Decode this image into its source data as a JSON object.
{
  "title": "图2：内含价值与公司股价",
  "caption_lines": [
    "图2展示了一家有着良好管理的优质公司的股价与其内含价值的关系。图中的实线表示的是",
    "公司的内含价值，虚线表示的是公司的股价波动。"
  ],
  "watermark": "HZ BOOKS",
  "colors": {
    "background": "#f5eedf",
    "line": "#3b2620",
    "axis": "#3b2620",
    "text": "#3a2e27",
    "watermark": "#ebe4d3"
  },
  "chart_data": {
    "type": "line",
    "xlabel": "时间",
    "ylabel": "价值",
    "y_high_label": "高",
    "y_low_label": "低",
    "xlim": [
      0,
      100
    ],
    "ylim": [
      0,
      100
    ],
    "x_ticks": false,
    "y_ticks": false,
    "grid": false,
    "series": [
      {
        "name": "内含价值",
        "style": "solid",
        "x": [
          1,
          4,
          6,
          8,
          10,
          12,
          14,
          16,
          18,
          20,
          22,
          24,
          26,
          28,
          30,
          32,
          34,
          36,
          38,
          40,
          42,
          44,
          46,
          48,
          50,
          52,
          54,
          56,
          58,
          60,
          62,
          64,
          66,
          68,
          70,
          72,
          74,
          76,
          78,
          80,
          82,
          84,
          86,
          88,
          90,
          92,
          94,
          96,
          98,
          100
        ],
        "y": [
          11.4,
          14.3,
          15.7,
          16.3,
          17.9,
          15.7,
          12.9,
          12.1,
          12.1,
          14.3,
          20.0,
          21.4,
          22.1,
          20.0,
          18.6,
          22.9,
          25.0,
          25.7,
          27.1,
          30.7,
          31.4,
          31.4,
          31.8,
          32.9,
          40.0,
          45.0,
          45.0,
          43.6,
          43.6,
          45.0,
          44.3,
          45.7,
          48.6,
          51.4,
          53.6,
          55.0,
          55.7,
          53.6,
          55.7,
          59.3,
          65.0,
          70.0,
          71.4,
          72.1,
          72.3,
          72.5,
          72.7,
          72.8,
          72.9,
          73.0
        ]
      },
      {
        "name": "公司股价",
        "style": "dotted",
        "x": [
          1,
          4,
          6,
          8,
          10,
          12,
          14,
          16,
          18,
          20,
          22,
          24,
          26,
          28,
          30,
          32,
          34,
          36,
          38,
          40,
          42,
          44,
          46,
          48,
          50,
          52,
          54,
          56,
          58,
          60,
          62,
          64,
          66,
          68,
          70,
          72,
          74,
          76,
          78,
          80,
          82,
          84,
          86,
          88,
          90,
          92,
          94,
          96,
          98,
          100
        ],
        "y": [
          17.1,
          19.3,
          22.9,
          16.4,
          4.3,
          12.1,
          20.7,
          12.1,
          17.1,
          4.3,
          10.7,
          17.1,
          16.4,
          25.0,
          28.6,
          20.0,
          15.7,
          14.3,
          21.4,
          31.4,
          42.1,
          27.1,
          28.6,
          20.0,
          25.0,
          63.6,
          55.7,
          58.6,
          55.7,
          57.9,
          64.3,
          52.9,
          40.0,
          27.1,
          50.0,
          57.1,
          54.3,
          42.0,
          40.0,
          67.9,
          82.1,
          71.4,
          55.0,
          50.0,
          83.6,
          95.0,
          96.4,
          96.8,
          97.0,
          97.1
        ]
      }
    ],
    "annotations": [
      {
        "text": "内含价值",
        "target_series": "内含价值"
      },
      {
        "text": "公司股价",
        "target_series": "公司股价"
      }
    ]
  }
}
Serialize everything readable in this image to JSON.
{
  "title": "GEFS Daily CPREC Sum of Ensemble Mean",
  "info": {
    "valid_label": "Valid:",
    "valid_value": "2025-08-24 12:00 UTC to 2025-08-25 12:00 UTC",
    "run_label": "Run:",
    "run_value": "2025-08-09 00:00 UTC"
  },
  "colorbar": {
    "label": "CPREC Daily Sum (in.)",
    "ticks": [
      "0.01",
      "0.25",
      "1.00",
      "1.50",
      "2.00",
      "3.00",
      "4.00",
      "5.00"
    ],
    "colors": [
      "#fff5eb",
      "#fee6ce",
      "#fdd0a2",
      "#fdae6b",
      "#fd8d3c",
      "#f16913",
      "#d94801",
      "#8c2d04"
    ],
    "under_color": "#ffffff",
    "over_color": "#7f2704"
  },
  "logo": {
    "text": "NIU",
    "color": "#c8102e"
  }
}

#### [WHAT TO PRODUCE]
Filter the data, keeping only the lines that contain "watermark".

#### [RESULT OF THIS EXERCISE]
  "watermark": "HZ BOOKS",
    "watermark": "#ebe4d3"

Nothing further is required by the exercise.